_Given passage_:

— Begin —

The vast majority of mercury vapour measurements currently undertaken are ultimately traceable to the vapour pressure of mercury. This is given in the scientific literature by several different empirical equations, but the agreement between these is not good, with data from different equations sometimes differing by 5% or more. There is also no current international agreement on which is the best equation to use.
In order to solve this important measurement issue, scientists at UK based NPL (National Physical Laboratory) have collaborated with P S Analytical (UK) to link mercury vapour measurements directly to standards of mass thereby establishing traceability for these measurements to the SI system of units. These measurements are therefore no longer dependent on mercury vapour empirical equations and, crucially, measurements carried out by different laboratories at different times using different equipment, can be compared with confidence.

— End —

[Dataset records]
— Begin —

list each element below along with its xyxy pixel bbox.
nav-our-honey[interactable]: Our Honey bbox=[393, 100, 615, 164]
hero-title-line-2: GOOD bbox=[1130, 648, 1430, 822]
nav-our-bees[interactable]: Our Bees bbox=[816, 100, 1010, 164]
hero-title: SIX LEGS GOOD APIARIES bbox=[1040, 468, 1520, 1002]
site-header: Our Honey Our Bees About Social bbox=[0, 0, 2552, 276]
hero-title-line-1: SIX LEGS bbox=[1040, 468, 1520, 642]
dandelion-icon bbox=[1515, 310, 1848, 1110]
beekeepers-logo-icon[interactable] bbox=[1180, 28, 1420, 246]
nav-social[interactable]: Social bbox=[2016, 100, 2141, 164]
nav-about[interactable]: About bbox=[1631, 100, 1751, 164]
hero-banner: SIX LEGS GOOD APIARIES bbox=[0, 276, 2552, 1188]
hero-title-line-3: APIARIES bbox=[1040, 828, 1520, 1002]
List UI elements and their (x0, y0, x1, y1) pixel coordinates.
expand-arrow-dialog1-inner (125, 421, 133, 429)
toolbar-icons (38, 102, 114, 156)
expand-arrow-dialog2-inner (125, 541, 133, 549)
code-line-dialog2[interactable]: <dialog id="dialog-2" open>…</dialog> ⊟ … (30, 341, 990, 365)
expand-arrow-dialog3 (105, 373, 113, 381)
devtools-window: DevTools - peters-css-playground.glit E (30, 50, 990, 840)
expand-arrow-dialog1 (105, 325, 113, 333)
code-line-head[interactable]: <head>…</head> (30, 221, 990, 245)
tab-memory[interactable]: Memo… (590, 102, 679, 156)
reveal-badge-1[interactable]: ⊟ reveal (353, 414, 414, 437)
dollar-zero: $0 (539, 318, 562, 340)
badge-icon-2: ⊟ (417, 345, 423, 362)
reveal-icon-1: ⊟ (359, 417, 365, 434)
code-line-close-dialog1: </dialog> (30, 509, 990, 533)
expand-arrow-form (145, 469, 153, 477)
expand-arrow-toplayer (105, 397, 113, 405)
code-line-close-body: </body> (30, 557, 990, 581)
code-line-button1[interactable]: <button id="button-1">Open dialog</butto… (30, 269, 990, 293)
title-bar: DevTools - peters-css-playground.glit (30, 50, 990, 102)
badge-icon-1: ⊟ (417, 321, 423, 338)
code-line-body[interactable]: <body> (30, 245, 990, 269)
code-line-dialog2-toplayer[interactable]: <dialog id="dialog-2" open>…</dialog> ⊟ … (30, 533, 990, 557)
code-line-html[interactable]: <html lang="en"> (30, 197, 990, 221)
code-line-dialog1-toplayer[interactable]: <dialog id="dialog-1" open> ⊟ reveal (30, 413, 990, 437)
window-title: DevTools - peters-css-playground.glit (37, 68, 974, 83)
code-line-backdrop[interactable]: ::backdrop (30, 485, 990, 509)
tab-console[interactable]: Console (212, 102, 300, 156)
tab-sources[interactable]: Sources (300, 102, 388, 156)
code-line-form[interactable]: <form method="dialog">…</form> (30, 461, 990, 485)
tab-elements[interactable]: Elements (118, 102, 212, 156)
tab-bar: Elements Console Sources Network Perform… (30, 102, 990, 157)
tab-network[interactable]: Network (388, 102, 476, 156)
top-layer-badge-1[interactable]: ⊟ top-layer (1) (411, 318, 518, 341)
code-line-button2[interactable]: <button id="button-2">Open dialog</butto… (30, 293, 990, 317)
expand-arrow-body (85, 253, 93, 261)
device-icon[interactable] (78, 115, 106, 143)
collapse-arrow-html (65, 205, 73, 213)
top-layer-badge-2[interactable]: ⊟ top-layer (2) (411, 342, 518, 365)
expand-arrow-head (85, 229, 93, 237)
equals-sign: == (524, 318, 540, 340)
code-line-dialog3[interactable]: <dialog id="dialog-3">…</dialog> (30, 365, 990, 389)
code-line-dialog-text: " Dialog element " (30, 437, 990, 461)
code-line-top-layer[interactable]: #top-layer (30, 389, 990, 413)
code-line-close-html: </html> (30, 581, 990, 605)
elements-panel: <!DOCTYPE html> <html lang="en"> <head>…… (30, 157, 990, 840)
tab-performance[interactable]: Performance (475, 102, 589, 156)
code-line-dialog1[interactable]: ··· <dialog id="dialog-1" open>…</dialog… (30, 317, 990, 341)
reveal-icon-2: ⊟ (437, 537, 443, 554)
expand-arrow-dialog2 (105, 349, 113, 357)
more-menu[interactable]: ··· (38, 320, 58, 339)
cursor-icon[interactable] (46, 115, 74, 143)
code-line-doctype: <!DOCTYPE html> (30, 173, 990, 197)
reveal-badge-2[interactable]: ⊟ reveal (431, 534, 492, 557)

— End —

_Aim of the task_: Resume the passage on mercury vapor measurement traceability, picking up after its final sentence.

_Task result_:
These outputs from the research are of great importance to the environmental chemistry community, particularly those engaged in air quality determination, and have many applications. For example, the traceability can be applied to the UK heavy metals monitoring network, which is operated on behalf of Defra by NPL (see Environmental Measures Issue 4 - Winter 2007) and requires the measurement of the ambient mercury vapour concentration at 15 monitoring sites across the UK. Other applications include the measurement of mercury vapour in indoor and workplace air - this is a particularly important issue as indoor levels of mercury are generally greater than those outdoors, and typical exposure times are longer.
This research gives the UK an advantage in preparing for the introduction of new European ambient air legislation. For example, work is on-going to bring in a standardised automatic method for the analysis of mercury vapour in ambient air as a possible replacement for the manual method in use in the heavy metals monitoring network.